───── MATERIALS PROVIDED ─────
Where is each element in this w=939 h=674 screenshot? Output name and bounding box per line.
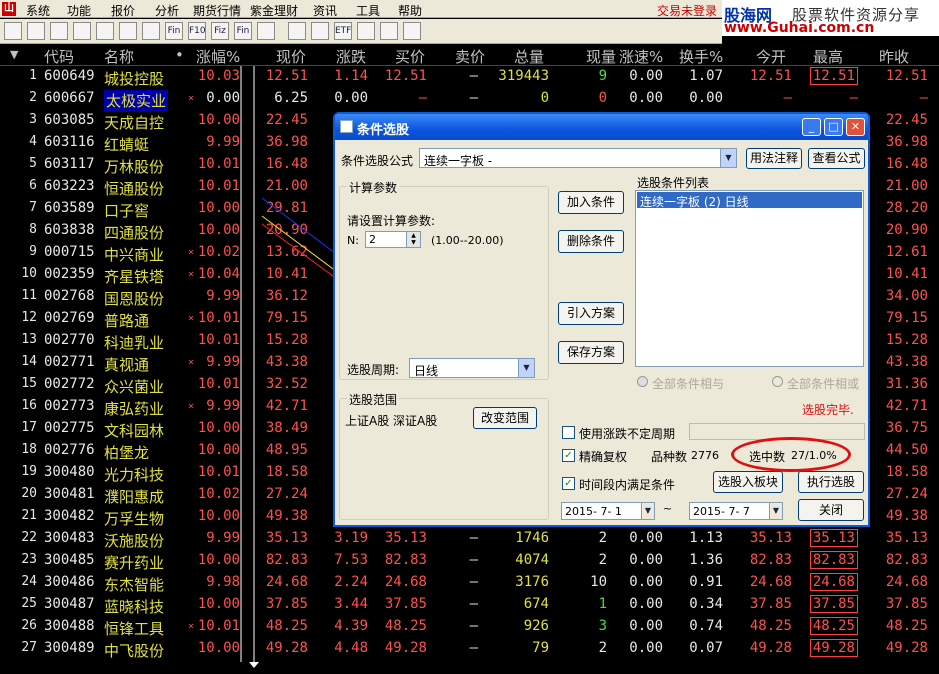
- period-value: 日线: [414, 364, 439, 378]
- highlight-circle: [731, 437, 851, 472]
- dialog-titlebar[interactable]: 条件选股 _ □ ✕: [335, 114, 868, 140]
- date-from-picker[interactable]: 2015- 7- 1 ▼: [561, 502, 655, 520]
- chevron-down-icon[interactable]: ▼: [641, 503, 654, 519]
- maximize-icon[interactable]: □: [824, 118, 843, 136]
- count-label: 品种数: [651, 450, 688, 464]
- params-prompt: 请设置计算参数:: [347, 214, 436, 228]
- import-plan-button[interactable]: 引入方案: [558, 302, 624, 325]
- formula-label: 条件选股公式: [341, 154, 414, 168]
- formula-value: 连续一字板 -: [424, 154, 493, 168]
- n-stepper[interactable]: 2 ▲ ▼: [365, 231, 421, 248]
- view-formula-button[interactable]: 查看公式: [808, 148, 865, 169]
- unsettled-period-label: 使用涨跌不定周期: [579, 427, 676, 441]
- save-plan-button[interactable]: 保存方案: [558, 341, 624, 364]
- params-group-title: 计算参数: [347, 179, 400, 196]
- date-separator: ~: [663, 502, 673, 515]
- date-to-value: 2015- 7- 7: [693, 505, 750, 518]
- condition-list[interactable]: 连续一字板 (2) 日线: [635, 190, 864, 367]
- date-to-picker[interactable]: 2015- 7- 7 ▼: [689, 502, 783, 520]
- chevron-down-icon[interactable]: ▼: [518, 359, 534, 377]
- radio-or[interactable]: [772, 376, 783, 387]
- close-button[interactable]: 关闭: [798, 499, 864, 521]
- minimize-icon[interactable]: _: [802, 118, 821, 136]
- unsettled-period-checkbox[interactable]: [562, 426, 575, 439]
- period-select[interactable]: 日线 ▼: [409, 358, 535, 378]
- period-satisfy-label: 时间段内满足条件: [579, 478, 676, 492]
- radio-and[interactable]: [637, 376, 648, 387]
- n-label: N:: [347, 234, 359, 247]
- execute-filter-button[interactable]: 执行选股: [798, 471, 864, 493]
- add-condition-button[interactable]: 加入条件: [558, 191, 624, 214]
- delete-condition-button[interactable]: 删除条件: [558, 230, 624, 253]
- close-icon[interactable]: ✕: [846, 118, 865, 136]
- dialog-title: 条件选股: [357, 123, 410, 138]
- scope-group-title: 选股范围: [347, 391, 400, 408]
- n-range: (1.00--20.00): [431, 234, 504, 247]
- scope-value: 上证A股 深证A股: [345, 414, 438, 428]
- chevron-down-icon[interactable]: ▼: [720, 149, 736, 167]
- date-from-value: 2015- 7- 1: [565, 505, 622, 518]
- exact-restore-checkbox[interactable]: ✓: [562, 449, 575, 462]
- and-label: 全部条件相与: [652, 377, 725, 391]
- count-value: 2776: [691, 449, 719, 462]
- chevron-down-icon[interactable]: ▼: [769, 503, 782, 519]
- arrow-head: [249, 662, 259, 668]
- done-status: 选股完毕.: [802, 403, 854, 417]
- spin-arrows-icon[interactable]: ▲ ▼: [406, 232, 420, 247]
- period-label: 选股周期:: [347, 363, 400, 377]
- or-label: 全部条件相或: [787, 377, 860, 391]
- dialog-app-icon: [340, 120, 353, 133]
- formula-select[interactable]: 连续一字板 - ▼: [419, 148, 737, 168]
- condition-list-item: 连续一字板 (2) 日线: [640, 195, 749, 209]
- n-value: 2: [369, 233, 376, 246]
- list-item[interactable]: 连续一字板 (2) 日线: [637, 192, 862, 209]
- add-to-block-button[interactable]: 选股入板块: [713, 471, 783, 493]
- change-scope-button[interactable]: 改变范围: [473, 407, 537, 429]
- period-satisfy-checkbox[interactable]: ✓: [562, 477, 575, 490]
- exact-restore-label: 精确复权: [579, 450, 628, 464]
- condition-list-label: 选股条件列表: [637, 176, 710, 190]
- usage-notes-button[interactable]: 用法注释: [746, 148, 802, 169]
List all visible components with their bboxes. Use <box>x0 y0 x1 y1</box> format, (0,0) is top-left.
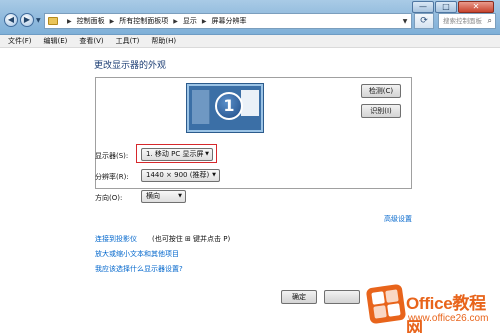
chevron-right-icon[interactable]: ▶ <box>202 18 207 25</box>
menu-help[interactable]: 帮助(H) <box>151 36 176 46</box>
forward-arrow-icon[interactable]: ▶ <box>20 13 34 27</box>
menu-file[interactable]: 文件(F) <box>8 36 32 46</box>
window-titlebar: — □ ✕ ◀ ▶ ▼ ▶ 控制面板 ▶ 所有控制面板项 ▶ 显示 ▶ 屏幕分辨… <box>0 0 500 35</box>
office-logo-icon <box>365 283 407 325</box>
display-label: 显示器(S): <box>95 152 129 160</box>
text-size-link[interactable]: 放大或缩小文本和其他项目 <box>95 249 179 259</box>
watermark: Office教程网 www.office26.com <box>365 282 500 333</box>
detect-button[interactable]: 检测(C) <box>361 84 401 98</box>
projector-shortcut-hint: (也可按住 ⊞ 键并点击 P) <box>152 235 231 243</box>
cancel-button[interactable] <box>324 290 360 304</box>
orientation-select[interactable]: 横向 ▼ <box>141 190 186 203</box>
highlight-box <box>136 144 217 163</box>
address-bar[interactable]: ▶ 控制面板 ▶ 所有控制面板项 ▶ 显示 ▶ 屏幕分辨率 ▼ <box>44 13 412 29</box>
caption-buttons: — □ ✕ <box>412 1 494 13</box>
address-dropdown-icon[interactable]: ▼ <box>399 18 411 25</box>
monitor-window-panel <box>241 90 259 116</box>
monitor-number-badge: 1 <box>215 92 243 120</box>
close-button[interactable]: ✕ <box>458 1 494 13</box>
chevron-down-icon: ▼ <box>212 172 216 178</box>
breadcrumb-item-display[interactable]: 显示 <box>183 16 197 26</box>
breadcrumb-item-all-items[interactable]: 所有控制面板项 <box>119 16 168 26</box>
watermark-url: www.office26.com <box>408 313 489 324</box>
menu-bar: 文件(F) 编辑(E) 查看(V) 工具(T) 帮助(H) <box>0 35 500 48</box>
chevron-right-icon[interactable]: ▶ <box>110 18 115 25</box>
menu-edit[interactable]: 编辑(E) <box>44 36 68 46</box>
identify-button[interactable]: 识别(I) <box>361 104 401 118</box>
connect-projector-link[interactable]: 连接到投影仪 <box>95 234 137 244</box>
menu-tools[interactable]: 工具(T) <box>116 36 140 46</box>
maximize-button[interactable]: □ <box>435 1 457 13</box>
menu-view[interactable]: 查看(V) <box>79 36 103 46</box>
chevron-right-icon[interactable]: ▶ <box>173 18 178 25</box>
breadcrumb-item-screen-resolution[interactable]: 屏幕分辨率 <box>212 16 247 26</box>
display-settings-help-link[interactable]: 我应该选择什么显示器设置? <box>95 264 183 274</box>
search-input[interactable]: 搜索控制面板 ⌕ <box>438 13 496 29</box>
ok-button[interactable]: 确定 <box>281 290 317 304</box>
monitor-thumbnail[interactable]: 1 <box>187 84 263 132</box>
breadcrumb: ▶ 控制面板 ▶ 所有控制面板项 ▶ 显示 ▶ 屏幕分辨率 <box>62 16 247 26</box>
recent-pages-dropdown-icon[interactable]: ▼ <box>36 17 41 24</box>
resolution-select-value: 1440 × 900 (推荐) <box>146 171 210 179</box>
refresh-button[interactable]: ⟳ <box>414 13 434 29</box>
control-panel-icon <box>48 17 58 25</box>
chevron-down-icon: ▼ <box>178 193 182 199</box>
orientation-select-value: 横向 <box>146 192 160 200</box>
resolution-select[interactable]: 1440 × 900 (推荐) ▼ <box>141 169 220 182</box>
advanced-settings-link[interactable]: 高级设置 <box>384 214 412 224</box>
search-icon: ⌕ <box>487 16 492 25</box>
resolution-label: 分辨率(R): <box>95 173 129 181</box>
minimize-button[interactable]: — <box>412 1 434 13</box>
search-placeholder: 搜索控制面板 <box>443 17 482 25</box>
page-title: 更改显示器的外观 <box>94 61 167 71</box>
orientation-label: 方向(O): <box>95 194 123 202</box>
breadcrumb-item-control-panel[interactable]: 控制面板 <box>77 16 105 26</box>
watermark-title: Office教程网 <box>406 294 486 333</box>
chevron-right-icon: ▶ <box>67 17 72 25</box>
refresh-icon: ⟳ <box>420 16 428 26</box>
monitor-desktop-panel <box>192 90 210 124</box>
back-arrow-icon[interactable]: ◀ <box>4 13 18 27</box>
─────
■ EXERCISE INSTRUCTIONS ■
Could you format the lines from the one with "chevron-right-icon[interactable]: ▶ <box>202" through the one with "chevron-right-icon[interactable]: ▶ <box>173" as a numbered list, including both of those lines and leaving out any blank lines?

■ COMPLETE RESPONSE ■
1. chevron-right-icon[interactable]: ▶ <box>202 18 207 25</box>
2. menu-help[interactable]: 帮助(H) <box>151 36 176 46</box>
3. forward-arrow-icon[interactable]: ▶ <box>20 13 34 27</box>
4. menu-file[interactable]: 文件(F) <box>8 36 32 46</box>
5. window-titlebar: — □ ✕ ◀ ▶ ▼ ▶ 控制面板 ▶ 所有控制面板项 ▶ 显示 ▶ 屏幕分辨… <box>0 0 500 35</box>
6. office-logo-icon <box>365 283 407 325</box>
7. display-label: 显示器(S): <box>95 152 129 160</box>
8. text-size-link[interactable]: 放大或缩小文本和其他项目 <box>95 249 179 259</box>
9. watermark: Office教程网 www.office26.com <box>365 282 500 333</box>
10. detect-button[interactable]: 检测(C) <box>361 84 401 98</box>
11. projector-shortcut-hint: (也可按住 ⊞ 键并点击 P) <box>152 235 231 243</box>
12. cancel-button[interactable] <box>324 290 360 304</box>
13. orientation-select[interactable]: 横向 ▼ <box>141 190 186 203</box>
14. highlight-box <box>136 144 217 163</box>
15. address-bar[interactable]: ▶ 控制面板 ▶ 所有控制面板项 ▶ 显示 ▶ 屏幕分辨率 ▼ <box>44 13 412 29</box>
16. caption-buttons: — □ ✕ <box>412 1 494 13</box>
17. address-dropdown-icon[interactable]: ▼ <box>399 18 411 25</box>
18. monitor-window-panel <box>241 90 259 116</box>
19. monitor-number-badge: 1 <box>215 92 243 120</box>
20. close-button[interactable]: ✕ <box>458 1 494 13</box>
21. chevron-down-icon: ▼ <box>212 172 216 178</box>
22. breadcrumb-item-display[interactable]: 显示 <box>183 16 197 26</box>
23. breadcrumb-item-all-items[interactable]: 所有控制面板项 <box>119 16 168 26</box>
24. watermark-url: www.office26.com <box>408 313 489 324</box>
25. menu-bar: 文件(F) 编辑(E) 查看(V) 工具(T) 帮助(H) <box>0 35 500 48</box>
26. chevron-right-icon[interactable]: ▶ <box>110 18 115 25</box>
27. menu-edit[interactable]: 编辑(E) <box>44 36 68 46</box>
28. identify-button[interactable]: 识别(I) <box>361 104 401 118</box>
29. connect-projector-link[interactable]: 连接到投影仪 <box>95 234 137 244</box>
30. menu-tools[interactable]: 工具(T) <box>116 36 140 46</box>
31. maximize-button[interactable]: □ <box>435 1 457 13</box>
32. menu-view[interactable]: 查看(V) <box>79 36 103 46</box>
33. chevron-right-icon[interactable]: ▶ <box>173 18 178 25</box>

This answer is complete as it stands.